__DATA RECORDS__.
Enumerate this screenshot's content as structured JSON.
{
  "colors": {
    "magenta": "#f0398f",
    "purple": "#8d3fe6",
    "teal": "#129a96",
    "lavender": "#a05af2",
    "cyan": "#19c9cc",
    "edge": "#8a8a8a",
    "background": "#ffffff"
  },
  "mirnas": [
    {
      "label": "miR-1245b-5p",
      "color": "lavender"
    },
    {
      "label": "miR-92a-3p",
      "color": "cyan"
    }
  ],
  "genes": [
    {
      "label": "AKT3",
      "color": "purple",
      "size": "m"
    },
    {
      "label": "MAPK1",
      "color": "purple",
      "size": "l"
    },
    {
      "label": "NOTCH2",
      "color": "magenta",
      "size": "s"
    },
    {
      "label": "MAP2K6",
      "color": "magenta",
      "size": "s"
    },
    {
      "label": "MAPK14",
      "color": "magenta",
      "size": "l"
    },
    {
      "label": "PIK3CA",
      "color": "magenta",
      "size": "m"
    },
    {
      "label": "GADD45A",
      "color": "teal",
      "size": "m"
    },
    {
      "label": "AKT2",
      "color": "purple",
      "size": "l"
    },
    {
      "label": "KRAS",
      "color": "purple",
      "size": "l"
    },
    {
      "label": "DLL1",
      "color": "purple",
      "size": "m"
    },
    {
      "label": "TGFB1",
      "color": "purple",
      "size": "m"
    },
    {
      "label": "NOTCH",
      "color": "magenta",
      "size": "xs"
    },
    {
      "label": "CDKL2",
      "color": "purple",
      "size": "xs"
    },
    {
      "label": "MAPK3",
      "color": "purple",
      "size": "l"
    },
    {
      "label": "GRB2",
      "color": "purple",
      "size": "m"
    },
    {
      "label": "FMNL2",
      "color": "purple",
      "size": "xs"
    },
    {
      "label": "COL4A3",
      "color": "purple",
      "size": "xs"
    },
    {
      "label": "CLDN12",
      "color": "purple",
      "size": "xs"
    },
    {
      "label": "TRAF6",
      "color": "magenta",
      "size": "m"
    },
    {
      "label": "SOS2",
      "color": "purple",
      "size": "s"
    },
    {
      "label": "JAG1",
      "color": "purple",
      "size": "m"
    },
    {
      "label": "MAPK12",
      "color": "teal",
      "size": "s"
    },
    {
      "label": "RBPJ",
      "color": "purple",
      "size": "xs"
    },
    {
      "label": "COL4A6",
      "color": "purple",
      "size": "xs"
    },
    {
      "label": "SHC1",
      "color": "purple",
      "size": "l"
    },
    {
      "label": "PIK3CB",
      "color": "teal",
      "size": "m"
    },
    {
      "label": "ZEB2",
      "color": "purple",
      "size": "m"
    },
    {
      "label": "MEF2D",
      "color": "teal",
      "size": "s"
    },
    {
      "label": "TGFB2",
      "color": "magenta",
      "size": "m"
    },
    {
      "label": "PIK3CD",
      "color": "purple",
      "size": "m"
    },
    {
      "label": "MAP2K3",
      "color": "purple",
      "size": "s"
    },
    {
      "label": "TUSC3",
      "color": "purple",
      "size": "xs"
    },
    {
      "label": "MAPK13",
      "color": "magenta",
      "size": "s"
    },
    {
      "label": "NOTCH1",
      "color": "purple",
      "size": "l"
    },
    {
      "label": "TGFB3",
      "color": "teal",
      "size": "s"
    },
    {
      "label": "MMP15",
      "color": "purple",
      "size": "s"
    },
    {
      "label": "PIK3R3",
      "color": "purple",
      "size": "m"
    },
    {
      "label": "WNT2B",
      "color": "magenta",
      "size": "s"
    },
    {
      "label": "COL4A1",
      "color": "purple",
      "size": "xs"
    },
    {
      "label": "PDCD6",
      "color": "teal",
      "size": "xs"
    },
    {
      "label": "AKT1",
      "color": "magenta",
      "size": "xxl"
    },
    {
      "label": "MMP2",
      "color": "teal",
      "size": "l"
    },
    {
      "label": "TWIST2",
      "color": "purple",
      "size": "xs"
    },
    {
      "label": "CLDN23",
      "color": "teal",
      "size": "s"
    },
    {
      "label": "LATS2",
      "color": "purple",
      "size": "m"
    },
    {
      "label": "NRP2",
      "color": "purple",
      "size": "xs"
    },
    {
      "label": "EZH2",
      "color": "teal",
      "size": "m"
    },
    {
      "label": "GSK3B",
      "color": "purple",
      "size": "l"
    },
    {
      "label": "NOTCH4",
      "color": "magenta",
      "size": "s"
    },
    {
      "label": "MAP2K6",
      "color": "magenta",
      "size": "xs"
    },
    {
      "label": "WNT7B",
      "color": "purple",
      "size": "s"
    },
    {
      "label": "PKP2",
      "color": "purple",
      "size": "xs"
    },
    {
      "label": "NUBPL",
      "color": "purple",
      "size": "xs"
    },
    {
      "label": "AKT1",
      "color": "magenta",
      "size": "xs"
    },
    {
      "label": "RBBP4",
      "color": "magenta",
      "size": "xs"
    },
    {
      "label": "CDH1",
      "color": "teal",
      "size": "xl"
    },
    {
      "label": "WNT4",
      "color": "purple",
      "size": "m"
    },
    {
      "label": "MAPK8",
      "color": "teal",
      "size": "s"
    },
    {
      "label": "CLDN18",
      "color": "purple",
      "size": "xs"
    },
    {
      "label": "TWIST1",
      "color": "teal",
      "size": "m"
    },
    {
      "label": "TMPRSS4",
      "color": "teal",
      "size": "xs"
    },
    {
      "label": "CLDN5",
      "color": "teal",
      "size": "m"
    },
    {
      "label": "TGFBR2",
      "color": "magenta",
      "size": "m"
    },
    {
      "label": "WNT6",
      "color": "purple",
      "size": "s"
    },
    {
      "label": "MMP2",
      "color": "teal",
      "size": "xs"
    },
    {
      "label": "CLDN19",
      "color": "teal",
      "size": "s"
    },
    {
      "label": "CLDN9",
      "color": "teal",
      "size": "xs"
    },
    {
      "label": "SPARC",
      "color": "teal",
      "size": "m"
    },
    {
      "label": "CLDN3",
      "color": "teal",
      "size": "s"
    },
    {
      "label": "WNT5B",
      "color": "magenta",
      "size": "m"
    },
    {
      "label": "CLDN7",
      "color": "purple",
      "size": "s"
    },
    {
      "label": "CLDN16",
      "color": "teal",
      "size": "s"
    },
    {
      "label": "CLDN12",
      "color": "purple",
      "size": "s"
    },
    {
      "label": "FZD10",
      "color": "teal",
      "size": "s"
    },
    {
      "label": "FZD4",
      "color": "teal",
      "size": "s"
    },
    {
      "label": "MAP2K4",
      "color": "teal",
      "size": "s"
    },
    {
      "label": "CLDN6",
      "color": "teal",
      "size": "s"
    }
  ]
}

__TASK STATEMENT__. The records above must be retyped in full, exactly as written.

__SOLUTION__.
Enumerate this screenshot's content as structured JSON.
{
  "colors": {
    "magenta": "#f0398f",
    "purple": "#8d3fe6",
    "teal": "#129a96",
    "lavender": "#a05af2",
    "cyan": "#19c9cc",
    "edge": "#8a8a8a",
    "background": "#ffffff"
  },
  "mirnas": [
    {
      "label": "miR-1245b-5p",
      "color": "lavender"
    },
    {
      "label": "miR-92a-3p",
      "color": "cyan"
    }
  ],
  "genes": [
    {
      "label": "AKT3",
      "color": "purple",
      "size": "m"
    },
    {
      "label": "MAPK1",
      "color": "purple",
      "size": "l"
    },
    {
      "label": "NOTCH2",
      "color": "magenta",
      "size": "s"
    },
    {
      "label": "MAP2K6",
      "color": "magenta",
      "size": "s"
    },
    {
      "label": "MAPK14",
      "color": "magenta",
      "size": "l"
    },
    {
      "label": "PIK3CA",
      "color": "magenta",
      "size": "m"
    },
    {
      "label": "GADD45A",
      "color": "teal",
      "size": "m"
    },
    {
      "label": "AKT2",
      "color": "purple",
      "size": "l"
    },
    {
      "label": "KRAS",
      "color": "purple",
      "size": "l"
    },
    {
      "label": "DLL1",
      "color": "purple",
      "size": "m"
    },
    {
      "label": "TGFB1",
      "color": "purple",
      "size": "m"
    },
    {
      "label": "NOTCH",
      "color": "magenta",
      "size": "xs"
    },
    {
      "label": "CDKL2",
      "color": "purple",
      "size": "xs"
    },
    {
      "label": "MAPK3",
      "color": "purple",
      "size": "l"
    },
    {
      "label": "GRB2",
      "color": "purple",
      "size": "m"
    },
    {
      "label": "FMNL2",
      "color": "purple",
      "size": "xs"
    },
    {
      "label": "COL4A3",
      "color": "purple",
      "size": "xs"
    },
    {
      "label": "CLDN12",
      "color": "purple",
      "size": "xs"
    },
    {
      "label": "TRAF6",
      "color": "magenta",
      "size": "m"
    },
    {
      "label": "SOS2",
      "color": "purple",
      "size": "s"
    },
    {
      "label": "JAG1",
      "color": "purple",
      "size": "m"
    },
    {
      "label": "MAPK12",
      "color": "teal",
      "size": "s"
    },
    {
      "label": "RBPJ",
      "color": "purple",
      "size": "xs"
    },
    {
      "label": "COL4A6",
      "color": "purple",
      "size": "xs"
    },
    {
      "label": "SHC1",
      "color": "purple",
      "size": "l"
    },
    {
      "label": "PIK3CB",
      "color": "teal",
      "size": "m"
    },
    {
      "label": "ZEB2",
      "color": "purple",
      "size": "m"
    },
    {
      "label": "MEF2D",
      "color": "teal",
      "size": "s"
    },
    {
      "label": "TGFB2",
      "color": "magenta",
      "size": "m"
    },
    {
      "label": "PIK3CD",
      "color": "purple",
      "size": "m"
    },
    {
      "label": "MAP2K3",
      "color": "purple",
      "size": "s"
    },
    {
      "label": "TUSC3",
      "color": "purple",
      "size": "xs"
    },
    {
      "label": "MAPK13",
      "color": "magenta",
      "size": "s"
    },
    {
      "label": "NOTCH1",
      "color": "purple",
      "size": "l"
    },
    {
      "label": "TGFB3",
      "color": "teal",
      "size": "s"
    },
    {
      "label": "MMP15",
      "color": "purple",
      "size": "s"
    },
    {
      "label": "PIK3R3",
      "color": "purple",
      "size": "m"
    },
    {
      "label": "WNT2B",
      "color": "magenta",
      "size": "s"
    },
    {
      "label": "COL4A1",
      "color": "purple",
      "size": "xs"
    },
    {
      "label": "PDCD6",
      "color": "teal",
      "size": "xs"
    },
    {
      "label": "AKT1",
      "color": "magenta",
      "size": "xxl"
    },
    {
      "label": "MMP2",
      "color": "teal",
      "size": "l"
    },
    {
      "label": "TWIST2",
      "color": "purple",
      "size": "xs"
    },
    {
      "label": "CLDN23",
      "color": "teal",
      "size": "s"
    },
    {
      "label": "LATS2",
      "color": "purple",
      "size": "m"
    },
    {
      "label": "NRP2",
      "color": "purple",
      "size": "xs"
    },
    {
      "label": "EZH2",
      "color": "teal",
      "size": "m"
    },
    {
      "label": "GSK3B",
      "color": "purple",
      "size": "l"
    },
    {
      "label": "NOTCH4",
      "color": "magenta",
      "size": "s"
    },
    {
      "label": "MAP2K6",
      "color": "magenta",
      "size": "xs"
    },
    {
      "label": "WNT7B",
      "color": "purple",
      "size": "s"
    },
    {
      "label": "PKP2",
      "color": "purple",
      "size": "xs"
    },
    {
      "label": "NUBPL",
      "color": "purple",
      "size": "xs"
    },
    {
      "label": "AKT1",
      "color": "magenta",
      "size": "xs"
    },
    {
      "label": "RBBP4",
      "color": "magenta",
      "size": "xs"
    },
    {
      "label": "CDH1",
      "color": "teal",
      "size": "xl"
    },
    {
      "label": "WNT4",
      "color": "purple",
      "size": "m"
    },
    {
      "label": "MAPK8",
      "color": "teal",
      "size": "s"
    },
    {
      "label": "CLDN18",
      "color": "purple",
      "size": "xs"
    },
    {
      "label": "TWIST1",
      "color": "teal",
      "size": "m"
    },
    {
      "label": "TMPRSS4",
      "color": "teal",
      "size": "xs"
    },
    {
      "label": "CLDN5",
      "color": "teal",
      "size": "m"
    },
    {
      "label": "TGFBR2",
      "color": "magenta",
      "size": "m"
    },
    {
      "label": "WNT6",
      "color": "purple",
      "size": "s"
    },
    {
      "label": "MMP2",
      "color": "teal",
      "size": "xs"
    },
    {
      "label": "CLDN19",
      "color": "teal",
      "size": "s"
    },
    {
      "label": "CLDN9",
      "color": "teal",
      "size": "xs"
    },
    {
      "label": "SPARC",
      "color": "teal",
      "size": "m"
    },
    {
      "label": "CLDN3",
      "color": "teal",
      "size": "s"
    },
    {
      "label": "WNT5B",
      "color": "magenta",
      "size": "m"
    },
    {
      "label": "CLDN7",
      "color": "purple",
      "size": "s"
    },
    {
      "label": "CLDN16",
      "color": "teal",
      "size": "s"
    },
    {
      "label": "CLDN12",
      "color": "purple",
      "size": "s"
    },
    {
      "label": "FZD10",
      "color": "teal",
      "size": "s"
    },
    {
      "label": "FZD4",
      "color": "teal",
      "size": "s"
    },
    {
      "label": "MAP2K4",
      "color": "teal",
      "size": "s"
    },
    {
      "label": "CLDN6",
      "color": "teal",
      "size": "s"
    }
  ]
}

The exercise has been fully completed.